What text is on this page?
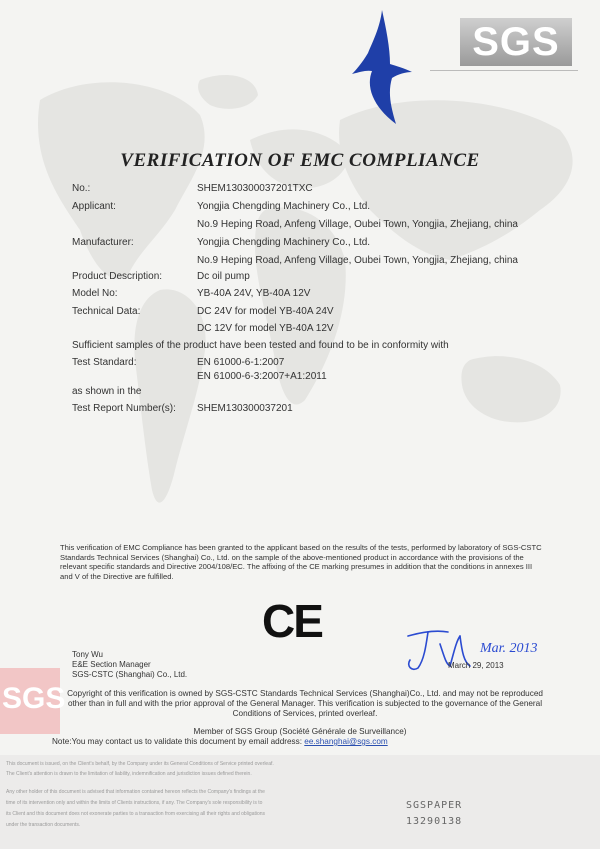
SGS
VERIFICATION OF EMC COMPLIANCE
No.:	SHEM130300037201TXC
Applicant:	Yongjia Chengding Machinery Co., Ltd.
No.9 Heping Road, Anfeng Village, Oubei Town, Yongjia, Zhejiang, china
Manufacturer:	Yongjia Chengding Machinery Co., Ltd.
No.9 Heping Road, Anfeng Village, Oubei Town, Yongjia, Zhejiang, china
Product Description:	Dc oil pump
Model No:	YB-40A 24V, YB-40A 12V
Technical Data:	DC 24V for model YB-40A 24V
DC 12V for model YB-40A 12V
Sufficient samples of the product have been tested and found to be in conformity with
Test Standard:	EN 61000-6-1:2007
EN 61000-6-3:2007+A1:2011
as shown in the
Test Report Number(s): SHEM130300037201
This verification of EMC Compliance has been granted to the applicant based on the results of the tests, performed by laboratory of SGS-CSTC Standards Technical Services (Shanghai) Co., Ltd. on the sample of the above-mentioned product in accordance with the provisions of the relevant specific standards and Directive 2004/108/EC. The affixing of the CE marking presumes in addition that the conditions in annexes III and V of the Directive are fulfilled.
CE
Mar. 2013
Tony Wu
E&E Section Manager
SGS-CSTC (Shanghai) Co., Ltd.
March 29, 2013
SGS Copyright of this verification is owned by SGS-CSTC Standards Technical Services (Shanghai)Co., Ltd. and may not be reproduced other than in full and with the prior approval of the General Manager. This verification is subjected to the governance of the General Conditions of Services, printed overleaf.
Member of SGS Group (Société Générale de Surveillance)
Note:You may contact us to validate this document by email address: ee.shanghai@sgs.com
This document is issued, on the Client's behalf, by the Company under its General Conditions of Service printed overleaf.
The Client's attention is drawn to the limitation of liability, indemnification and jurisdiction issues defined therein.
Any other holder of this document is advised that information contained hereon reflects the Company's findings at the
time of its intervention only and within the limits of Clients instructions, if any. The Company's sole responsibility is to
its Client and this document does not exonerate parties to a transaction from exercising all their rights and obligations
under the transaction documents.
SGSPAPER
13290138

━━━━━━━━━━━━━━━━━━━━━━━━━━━━━━

EXERCISE AIM :: Identify the lines of the data that contain the word "Company". Copy each of them.

ANSWER BELOW ::
This document is issued, on the Client's behalf, by the Company under its General Conditions of Service printed overleaf.
Any other holder of this document is advised that information contained hereon reflects the Company's findings at the
time of its intervention only and within the limits of Clients instructions, if any. The Company's sole responsibility is to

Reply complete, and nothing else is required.